◆ TO DO
Please return the full listing below without altering anything.

◆ RECORDS SHOWN
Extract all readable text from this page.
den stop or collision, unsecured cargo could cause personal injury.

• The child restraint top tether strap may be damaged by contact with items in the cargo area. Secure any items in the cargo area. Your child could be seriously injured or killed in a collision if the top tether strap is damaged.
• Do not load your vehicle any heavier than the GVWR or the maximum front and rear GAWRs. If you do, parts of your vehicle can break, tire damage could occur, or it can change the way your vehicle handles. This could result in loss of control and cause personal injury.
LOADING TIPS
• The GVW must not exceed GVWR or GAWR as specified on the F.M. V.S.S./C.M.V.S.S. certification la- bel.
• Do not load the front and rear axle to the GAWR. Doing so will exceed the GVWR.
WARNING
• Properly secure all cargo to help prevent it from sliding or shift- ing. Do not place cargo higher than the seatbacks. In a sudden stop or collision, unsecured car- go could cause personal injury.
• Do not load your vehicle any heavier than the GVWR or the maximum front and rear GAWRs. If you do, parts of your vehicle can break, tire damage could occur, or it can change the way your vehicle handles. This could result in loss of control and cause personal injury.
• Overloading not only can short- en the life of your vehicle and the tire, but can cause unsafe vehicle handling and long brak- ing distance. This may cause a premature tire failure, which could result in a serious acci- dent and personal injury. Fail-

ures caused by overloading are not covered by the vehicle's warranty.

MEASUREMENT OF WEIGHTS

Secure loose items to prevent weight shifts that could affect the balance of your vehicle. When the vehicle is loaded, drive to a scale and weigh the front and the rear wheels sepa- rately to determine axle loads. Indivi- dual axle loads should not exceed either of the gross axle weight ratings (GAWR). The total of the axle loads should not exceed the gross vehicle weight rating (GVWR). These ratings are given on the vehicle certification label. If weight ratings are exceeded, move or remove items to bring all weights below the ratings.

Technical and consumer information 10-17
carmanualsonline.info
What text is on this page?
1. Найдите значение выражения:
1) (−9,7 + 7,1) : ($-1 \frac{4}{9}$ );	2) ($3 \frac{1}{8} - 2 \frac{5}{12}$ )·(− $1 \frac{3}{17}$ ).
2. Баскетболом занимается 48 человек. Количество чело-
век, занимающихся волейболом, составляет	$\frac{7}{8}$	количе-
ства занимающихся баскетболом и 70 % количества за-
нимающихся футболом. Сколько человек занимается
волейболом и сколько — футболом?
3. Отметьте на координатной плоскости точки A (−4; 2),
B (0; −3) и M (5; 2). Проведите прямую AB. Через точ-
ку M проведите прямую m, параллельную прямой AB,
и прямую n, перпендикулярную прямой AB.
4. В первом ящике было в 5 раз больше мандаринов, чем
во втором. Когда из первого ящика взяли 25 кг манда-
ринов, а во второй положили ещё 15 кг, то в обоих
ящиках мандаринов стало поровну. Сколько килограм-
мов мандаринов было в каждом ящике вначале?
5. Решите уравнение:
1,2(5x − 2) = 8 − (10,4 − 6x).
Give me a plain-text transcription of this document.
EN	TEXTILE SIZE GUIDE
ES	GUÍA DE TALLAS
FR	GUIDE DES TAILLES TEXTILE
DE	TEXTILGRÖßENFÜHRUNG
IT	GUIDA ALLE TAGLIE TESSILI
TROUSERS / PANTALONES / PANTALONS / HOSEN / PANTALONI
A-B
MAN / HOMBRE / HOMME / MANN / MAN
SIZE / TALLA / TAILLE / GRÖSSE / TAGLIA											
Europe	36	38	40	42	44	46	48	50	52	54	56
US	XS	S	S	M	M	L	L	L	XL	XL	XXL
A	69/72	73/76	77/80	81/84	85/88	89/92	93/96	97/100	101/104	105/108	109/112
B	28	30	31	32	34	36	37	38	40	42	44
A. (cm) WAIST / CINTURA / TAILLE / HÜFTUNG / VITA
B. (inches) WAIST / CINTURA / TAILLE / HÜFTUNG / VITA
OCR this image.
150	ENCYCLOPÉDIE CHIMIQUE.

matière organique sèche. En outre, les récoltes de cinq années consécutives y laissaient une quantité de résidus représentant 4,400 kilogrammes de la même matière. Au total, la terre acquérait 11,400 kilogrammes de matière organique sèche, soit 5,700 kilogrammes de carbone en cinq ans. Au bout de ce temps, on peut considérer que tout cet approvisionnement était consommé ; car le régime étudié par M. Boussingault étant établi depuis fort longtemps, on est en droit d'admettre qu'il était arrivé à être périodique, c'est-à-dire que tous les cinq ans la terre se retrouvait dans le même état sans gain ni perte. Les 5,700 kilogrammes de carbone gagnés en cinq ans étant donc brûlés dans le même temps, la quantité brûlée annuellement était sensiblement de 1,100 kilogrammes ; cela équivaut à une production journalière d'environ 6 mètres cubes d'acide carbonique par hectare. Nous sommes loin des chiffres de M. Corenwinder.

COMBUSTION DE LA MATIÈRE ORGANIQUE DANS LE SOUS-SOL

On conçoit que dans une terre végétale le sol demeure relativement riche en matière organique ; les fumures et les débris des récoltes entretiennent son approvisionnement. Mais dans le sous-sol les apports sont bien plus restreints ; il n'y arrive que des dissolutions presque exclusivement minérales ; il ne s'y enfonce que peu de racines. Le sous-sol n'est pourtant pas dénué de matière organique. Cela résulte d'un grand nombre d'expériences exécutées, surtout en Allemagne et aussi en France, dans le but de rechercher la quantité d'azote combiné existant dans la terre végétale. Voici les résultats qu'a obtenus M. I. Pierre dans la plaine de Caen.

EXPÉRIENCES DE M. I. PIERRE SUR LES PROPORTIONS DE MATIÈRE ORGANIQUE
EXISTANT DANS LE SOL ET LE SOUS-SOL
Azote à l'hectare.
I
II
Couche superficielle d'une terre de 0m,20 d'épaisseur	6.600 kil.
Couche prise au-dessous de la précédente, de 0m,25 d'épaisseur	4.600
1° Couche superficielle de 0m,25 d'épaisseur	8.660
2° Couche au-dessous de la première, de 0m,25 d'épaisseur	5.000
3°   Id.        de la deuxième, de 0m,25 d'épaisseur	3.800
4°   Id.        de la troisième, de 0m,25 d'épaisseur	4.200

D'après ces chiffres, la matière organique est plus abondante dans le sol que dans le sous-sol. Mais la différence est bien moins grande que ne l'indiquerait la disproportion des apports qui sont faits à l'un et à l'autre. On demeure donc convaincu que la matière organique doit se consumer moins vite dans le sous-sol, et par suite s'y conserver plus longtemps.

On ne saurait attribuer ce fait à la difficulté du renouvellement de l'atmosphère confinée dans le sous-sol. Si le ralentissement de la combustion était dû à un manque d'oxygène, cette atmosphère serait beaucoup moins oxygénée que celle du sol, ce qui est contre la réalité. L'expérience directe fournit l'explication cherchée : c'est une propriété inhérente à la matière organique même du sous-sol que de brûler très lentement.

◆ COMPLETE RESPONSE
Extract all readable text from this page.
den stop or collision, unsecured cargo could cause personal injury.

• The child restraint top tether strap may be damaged by contact with items in the cargo area. Secure any items in the cargo area. Your child could be seriously injured or killed in a collision if the top tether strap is damaged.
• Do not load your vehicle any heavier than the GVWR or the maximum front and rear GAWRs. If you do, parts of your vehicle can break, tire damage could occur, or it can change the way your vehicle handles. This could result in loss of control and cause personal injury.
LOADING TIPS
• The GVW must not exceed GVWR or GAWR as specified on the F.M. V.S.S./C.M.V.S.S. certification la- bel.
• Do not load the front and rear axle to the GAWR. Doing so will exceed the GVWR.
WARNING
• Properly secure all cargo to help prevent it from sliding or shift- ing. Do not place cargo higher than the seatbacks. In a sudden stop or collision, unsecured car- go could cause personal injury.
• Do not load your vehicle any heavier than the GVWR or the maximum front and rear GAWRs. If you do, parts of your vehicle can break, tire damage could occur, or it can change the way your vehicle handles. This could result in loss of control and cause personal injury.
• Overloading not only can short- en the life of your vehicle and the tire, but can cause unsafe vehicle handling and long brak- ing distance. This may cause a premature tire failure, which could result in a serious acci- dent and personal injury. Fail-

ures caused by overloading are not covered by the vehicle's warranty.

MEASUREMENT OF WEIGHTS

Secure loose items to prevent weight shifts that could affect the balance of your vehicle. When the vehicle is loaded, drive to a scale and weigh the front and the rear wheels sepa- rately to determine axle loads. Indivi- dual axle loads should not exceed either of the gross axle weight ratings (GAWR). The total of the axle loads should not exceed the gross vehicle weight rating (GVWR). These ratings are given on the vehicle certification label. If weight ratings are exceeded, move or remove items to bring all weights below the ratings.

Technical and consumer information 10-17
carmanualsonline.info
What text is on this page?
1. Найдите значение выражения:
1) (−9,7 + 7,1) : ($-1 \frac{4}{9}$ );	2) ($3 \frac{1}{8} - 2 \frac{5}{12}$ )·(− $1 \frac{3}{17}$ ).
2. Баскетболом занимается 48 человек. Количество чело-
век, занимающихся волейболом, составляет	$\frac{7}{8}$	количе-
ства занимающихся баскетболом и 70 % количества за-
нимающихся футболом. Сколько человек занимается
волейболом и сколько — футболом?
3. Отметьте на координатной плоскости точки A (−4; 2),
B (0; −3) и M (5; 2). Проведите прямую AB. Через точ-
ку M проведите прямую m, параллельную прямой AB,
и прямую n, перпендикулярную прямой AB.
4. В первом ящике было в 5 раз больше мандаринов, чем
во втором. Когда из первого ящика взяли 25 кг манда-
ринов, а во второй положили ещё 15 кг, то в обоих
ящиках мандаринов стало поровну. Сколько килограм-
мов мандаринов было в каждом ящике вначале?
5. Решите уравнение:
1,2(5x − 2) = 8 − (10,4 − 6x).
Give me a plain-text transcription of this document.
EN	TEXTILE SIZE GUIDE
ES	GUÍA DE TALLAS
FR	GUIDE DES TAILLES TEXTILE
DE	TEXTILGRÖßENFÜHRUNG
IT	GUIDA ALLE TAGLIE TESSILI
TROUSERS / PANTALONES / PANTALONS / HOSEN / PANTALONI
A-B
MAN / HOMBRE / HOMME / MANN / MAN
SIZE / TALLA / TAILLE / GRÖSSE / TAGLIA											
Europe	36	38	40	42	44	46	48	50	52	54	56
US	XS	S	S	M	M	L	L	L	XL	XL	XXL
A	69/72	73/76	77/80	81/84	85/88	89/92	93/96	97/100	101/104	105/108	109/112
B	28	30	31	32	34	36	37	38	40	42	44
A. (cm) WAIST / CINTURA / TAILLE / HÜFTUNG / VITA
B. (inches) WAIST / CINTURA / TAILLE / HÜFTUNG / VITA
OCR this image.
150	ENCYCLOPÉDIE CHIMIQUE.

matière organique sèche. En outre, les récoltes de cinq années consécutives y laissaient une quantité de résidus représentant 4,400 kilogrammes de la même matière. Au total, la terre acquérait 11,400 kilogrammes de matière organique sèche, soit 5,700 kilogrammes de carbone en cinq ans. Au bout de ce temps, on peut considérer que tout cet approvisionnement était consommé ; car le régime étudié par M. Boussingault étant établi depuis fort longtemps, on est en droit d'admettre qu'il était arrivé à être périodique, c'est-à-dire que tous les cinq ans la terre se retrouvait dans le même état sans gain ni perte. Les 5,700 kilogrammes de carbone gagnés en cinq ans étant donc brûlés dans le même temps, la quantité brûlée annuellement était sensiblement de 1,100 kilogrammes ; cela équivaut à une production journalière d'environ 6 mètres cubes d'acide carbonique par hectare. Nous sommes loin des chiffres de M. Corenwinder.

COMBUSTION DE LA MATIÈRE ORGANIQUE DANS LE SOUS-SOL

On conçoit que dans une terre végétale le sol demeure relativement riche en matière organique ; les fumures et les débris des récoltes entretiennent son approvisionnement. Mais dans le sous-sol les apports sont bien plus restreints ; il n'y arrive que des dissolutions presque exclusivement minérales ; il ne s'y enfonce que peu de racines. Le sous-sol n'est pourtant pas dénué de matière organique. Cela résulte d'un grand nombre d'expériences exécutées, surtout en Allemagne et aussi en France, dans le but de rechercher la quantité d'azote combiné existant dans la terre végétale. Voici les résultats qu'a obtenus M. I. Pierre dans la plaine de Caen.

EXPÉRIENCES DE M. I. PIERRE SUR LES PROPORTIONS DE MATIÈRE ORGANIQUE
EXISTANT DANS LE SOL ET LE SOUS-SOL
Azote à l'hectare.
I
II
Couche superficielle d'une terre de 0m,20 d'épaisseur	6.600 kil.
Couche prise au-dessous de la précédente, de 0m,25 d'épaisseur	4.600
1° Couche superficielle de 0m,25 d'épaisseur	8.660
2° Couche au-dessous de la première, de 0m,25 d'épaisseur	5.000
3°   Id.        de la deuxième, de 0m,25 d'épaisseur	3.800
4°   Id.        de la troisième, de 0m,25 d'épaisseur	4.200

D'après ces chiffres, la matière organique est plus abondante dans le sol que dans le sous-sol. Mais la différence est bien moins grande que ne l'indiquerait la disproportion des apports qui sont faits à l'un et à l'autre. On demeure donc convaincu que la matière organique doit se consumer moins vite dans le sous-sol, et par suite s'y conserver plus longtemps.

On ne saurait attribuer ce fait à la difficulté du renouvellement de l'atmosphère confinée dans le sous-sol. Si le ralentissement de la combustion était dû à un manque d'oxygène, cette atmosphère serait beaucoup moins oxygénée que celle du sol, ce qui est contre la réalité. L'expérience directe fournit l'explication cherchée : c'est une propriété inhérente à la matière organique même du sous-sol que de brûler très lentement.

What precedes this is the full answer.